AIM ->
All of the data below must be repeated exactly.
___ EXERCISE INPUTS
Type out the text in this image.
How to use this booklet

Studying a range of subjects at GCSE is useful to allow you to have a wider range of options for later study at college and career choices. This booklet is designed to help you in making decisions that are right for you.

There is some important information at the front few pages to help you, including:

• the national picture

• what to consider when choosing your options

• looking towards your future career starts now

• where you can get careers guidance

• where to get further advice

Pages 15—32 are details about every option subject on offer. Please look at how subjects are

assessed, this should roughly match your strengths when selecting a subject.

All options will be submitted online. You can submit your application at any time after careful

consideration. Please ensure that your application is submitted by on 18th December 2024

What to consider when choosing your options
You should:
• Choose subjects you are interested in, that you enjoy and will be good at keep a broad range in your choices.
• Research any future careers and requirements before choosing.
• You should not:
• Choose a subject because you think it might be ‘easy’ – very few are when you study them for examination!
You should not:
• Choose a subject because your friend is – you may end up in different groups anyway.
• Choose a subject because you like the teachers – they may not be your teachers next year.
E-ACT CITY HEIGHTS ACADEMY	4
______
FINAL ANSWER ->
Type out the text in this image.
How to use this booklet

Studying a range of subjects at GCSE is useful to allow you to have a wider range of options for later study at college and career choices. This booklet is designed to help you in making decisions that are right for you.

There is some important information at the front few pages to help you, including:

• the national picture

• what to consider when choosing your options

• looking towards your future career starts now

• where you can get careers guidance

• where to get further advice

Pages 15—32 are details about every option subject on offer. Please look at how subjects are

assessed, this should roughly match your strengths when selecting a subject.

All options will be submitted online. You can submit your application at any time after careful

consideration. Please ensure that your application is submitted by on 18th December 2024

What to consider when choosing your options
You should:
• Choose subjects you are interested in, that you enjoy and will be good at keep a broad range in your choices.
• Research any future careers and requirements before choosing.
• You should not:
• Choose a subject because you think it might be ‘easy’ – very few are when you study them for examination!
You should not:
• Choose a subject because your friend is – you may end up in different groups anyway.
• Choose a subject because you like the teachers – they may not be your teachers next year.
E-ACT CITY HEIGHTS ACADEMY	4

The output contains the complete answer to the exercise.